Start Material provided

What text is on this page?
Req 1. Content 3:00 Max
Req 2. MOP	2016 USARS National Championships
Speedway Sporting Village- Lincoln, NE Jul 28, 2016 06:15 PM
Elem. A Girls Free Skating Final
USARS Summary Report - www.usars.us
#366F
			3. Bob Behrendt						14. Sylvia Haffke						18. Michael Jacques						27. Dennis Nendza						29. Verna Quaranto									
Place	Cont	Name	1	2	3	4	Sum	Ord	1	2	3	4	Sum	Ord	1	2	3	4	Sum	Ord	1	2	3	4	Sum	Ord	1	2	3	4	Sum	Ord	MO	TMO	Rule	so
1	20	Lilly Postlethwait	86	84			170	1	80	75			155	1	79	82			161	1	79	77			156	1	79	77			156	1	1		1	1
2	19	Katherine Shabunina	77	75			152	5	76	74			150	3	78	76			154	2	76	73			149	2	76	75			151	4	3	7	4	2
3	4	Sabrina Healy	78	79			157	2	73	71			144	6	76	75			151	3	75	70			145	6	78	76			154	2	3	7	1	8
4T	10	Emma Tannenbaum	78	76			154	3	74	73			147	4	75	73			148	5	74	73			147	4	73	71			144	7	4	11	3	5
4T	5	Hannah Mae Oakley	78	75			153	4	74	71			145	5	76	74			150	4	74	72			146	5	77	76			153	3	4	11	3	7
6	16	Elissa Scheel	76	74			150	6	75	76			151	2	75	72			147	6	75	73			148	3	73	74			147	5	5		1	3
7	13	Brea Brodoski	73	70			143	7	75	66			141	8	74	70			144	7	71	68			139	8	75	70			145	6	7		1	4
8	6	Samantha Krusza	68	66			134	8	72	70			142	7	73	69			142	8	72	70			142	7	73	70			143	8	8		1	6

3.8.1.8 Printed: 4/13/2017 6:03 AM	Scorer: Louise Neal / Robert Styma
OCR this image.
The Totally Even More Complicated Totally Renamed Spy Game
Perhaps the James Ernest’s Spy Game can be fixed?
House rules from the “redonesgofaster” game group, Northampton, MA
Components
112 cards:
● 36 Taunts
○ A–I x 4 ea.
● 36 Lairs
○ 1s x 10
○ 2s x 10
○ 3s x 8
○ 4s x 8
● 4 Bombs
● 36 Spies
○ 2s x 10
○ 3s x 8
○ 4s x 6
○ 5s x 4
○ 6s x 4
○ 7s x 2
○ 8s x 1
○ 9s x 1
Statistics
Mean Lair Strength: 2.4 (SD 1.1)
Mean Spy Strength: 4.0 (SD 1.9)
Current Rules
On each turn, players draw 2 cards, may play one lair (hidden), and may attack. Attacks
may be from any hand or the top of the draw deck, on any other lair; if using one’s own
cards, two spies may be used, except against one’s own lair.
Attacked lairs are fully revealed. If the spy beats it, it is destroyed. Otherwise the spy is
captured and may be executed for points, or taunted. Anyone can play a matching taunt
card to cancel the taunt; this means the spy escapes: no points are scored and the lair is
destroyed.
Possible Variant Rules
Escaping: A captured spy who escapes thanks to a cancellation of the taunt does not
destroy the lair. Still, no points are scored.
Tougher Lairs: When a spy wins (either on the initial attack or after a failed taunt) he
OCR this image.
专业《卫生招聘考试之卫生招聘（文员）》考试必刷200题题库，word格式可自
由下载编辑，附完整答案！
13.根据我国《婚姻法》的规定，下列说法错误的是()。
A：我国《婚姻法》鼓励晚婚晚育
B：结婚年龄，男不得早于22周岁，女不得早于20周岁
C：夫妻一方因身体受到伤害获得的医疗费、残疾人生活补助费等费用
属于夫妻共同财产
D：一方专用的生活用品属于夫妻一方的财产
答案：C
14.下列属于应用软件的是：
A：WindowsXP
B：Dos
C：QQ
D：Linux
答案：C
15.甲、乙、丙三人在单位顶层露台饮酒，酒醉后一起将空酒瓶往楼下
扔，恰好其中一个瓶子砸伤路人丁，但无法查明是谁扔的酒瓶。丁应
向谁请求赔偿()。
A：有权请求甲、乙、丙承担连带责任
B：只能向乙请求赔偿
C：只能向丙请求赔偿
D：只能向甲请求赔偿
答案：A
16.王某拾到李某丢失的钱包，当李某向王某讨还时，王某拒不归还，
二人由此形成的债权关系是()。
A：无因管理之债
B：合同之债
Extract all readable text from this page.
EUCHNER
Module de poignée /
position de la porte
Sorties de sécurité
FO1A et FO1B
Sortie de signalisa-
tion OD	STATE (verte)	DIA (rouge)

End Material provided

### What you need to do
Each record must be returned exactly as it is written.

### Correct output
What text is on this page?
Req 1. Content 3:00 Max
Req 2. MOP	2016 USARS National Championships
Speedway Sporting Village- Lincoln, NE Jul 28, 2016 06:15 PM
Elem. A Girls Free Skating Final
USARS Summary Report - www.usars.us
#366F
			3. Bob Behrendt						14. Sylvia Haffke						18. Michael Jacques						27. Dennis Nendza						29. Verna Quaranto									
Place	Cont	Name	1	2	3	4	Sum	Ord	1	2	3	4	Sum	Ord	1	2	3	4	Sum	Ord	1	2	3	4	Sum	Ord	1	2	3	4	Sum	Ord	MO	TMO	Rule	so
1	20	Lilly Postlethwait	86	84			170	1	80	75			155	1	79	82			161	1	79	77			156	1	79	77			156	1	1		1	1
2	19	Katherine Shabunina	77	75			152	5	76	74			150	3	78	76			154	2	76	73			149	2	76	75			151	4	3	7	4	2
3	4	Sabrina Healy	78	79			157	2	73	71			144	6	76	75			151	3	75	70			145	6	78	76			154	2	3	7	1	8
4T	10	Emma Tannenbaum	78	76			154	3	74	73			147	4	75	73			148	5	74	73			147	4	73	71			144	7	4	11	3	5
4T	5	Hannah Mae Oakley	78	75			153	4	74	71			145	5	76	74			150	4	74	72			146	5	77	76			153	3	4	11	3	7
6	16	Elissa Scheel	76	74			150	6	75	76			151	2	75	72			147	6	75	73			148	3	73	74			147	5	5		1	3
7	13	Brea Brodoski	73	70			143	7	75	66			141	8	74	70			144	7	71	68			139	8	75	70			145	6	7		1	4
8	6	Samantha Krusza	68	66			134	8	72	70			142	7	73	69			142	8	72	70			142	7	73	70			143	8	8		1	6

3.8.1.8 Printed: 4/13/2017 6:03 AM	Scorer: Louise Neal / Robert Styma
OCR this image.
The Totally Even More Complicated Totally Renamed Spy Game
Perhaps the James Ernest’s Spy Game can be fixed?
House rules from the “redonesgofaster” game group, Northampton, MA
Components
112 cards:
● 36 Taunts
○ A–I x 4 ea.
● 36 Lairs
○ 1s x 10
○ 2s x 10
○ 3s x 8
○ 4s x 8
● 4 Bombs
● 36 Spies
○ 2s x 10
○ 3s x 8
○ 4s x 6
○ 5s x 4
○ 6s x 4
○ 7s x 2
○ 8s x 1
○ 9s x 1
Statistics
Mean Lair Strength: 2.4 (SD 1.1)
Mean Spy Strength: 4.0 (SD 1.9)
Current Rules
On each turn, players draw 2 cards, may play one lair (hidden), and may attack. Attacks
may be from any hand or the top of the draw deck, on any other lair; if using one’s own
cards, two spies may be used, except against one’s own lair.
Attacked lairs are fully revealed. If the spy beats it, it is destroyed. Otherwise the spy is
captured and may be executed for points, or taunted. Anyone can play a matching taunt
card to cancel the taunt; this means the spy escapes: no points are scored and the lair is
destroyed.
Possible Variant Rules
Escaping: A captured spy who escapes thanks to a cancellation of the taunt does not
destroy the lair. Still, no points are scored.
Tougher Lairs: When a spy wins (either on the initial attack or after a failed taunt) he
OCR this image.
专业《卫生招聘考试之卫生招聘（文员）》考试必刷200题题库，word格式可自
由下载编辑，附完整答案！
13.根据我国《婚姻法》的规定，下列说法错误的是()。
A：我国《婚姻法》鼓励晚婚晚育
B：结婚年龄，男不得早于22周岁，女不得早于20周岁
C：夫妻一方因身体受到伤害获得的医疗费、残疾人生活补助费等费用
属于夫妻共同财产
D：一方专用的生活用品属于夫妻一方的财产
答案：C
14.下列属于应用软件的是：
A：WindowsXP
B：Dos
C：QQ
D：Linux
答案：C
15.甲、乙、丙三人在单位顶层露台饮酒，酒醉后一起将空酒瓶往楼下
扔，恰好其中一个瓶子砸伤路人丁，但无法查明是谁扔的酒瓶。丁应
向谁请求赔偿()。
A：有权请求甲、乙、丙承担连带责任
B：只能向乙请求赔偿
C：只能向丙请求赔偿
D：只能向甲请求赔偿
答案：A
16.王某拾到李某丢失的钱包，当李某向王某讨还时，王某拒不归还，
二人由此形成的债权关系是()。
A：无因管理之债
B：合同之债
Extract all readable text from this page.
EUCHNER
Module de poignée /
position de la porte
Sorties de sécurité
FO1A et FO1B
Sortie de signalisa-
tion OD	STATE (verte)	DIA (rouge)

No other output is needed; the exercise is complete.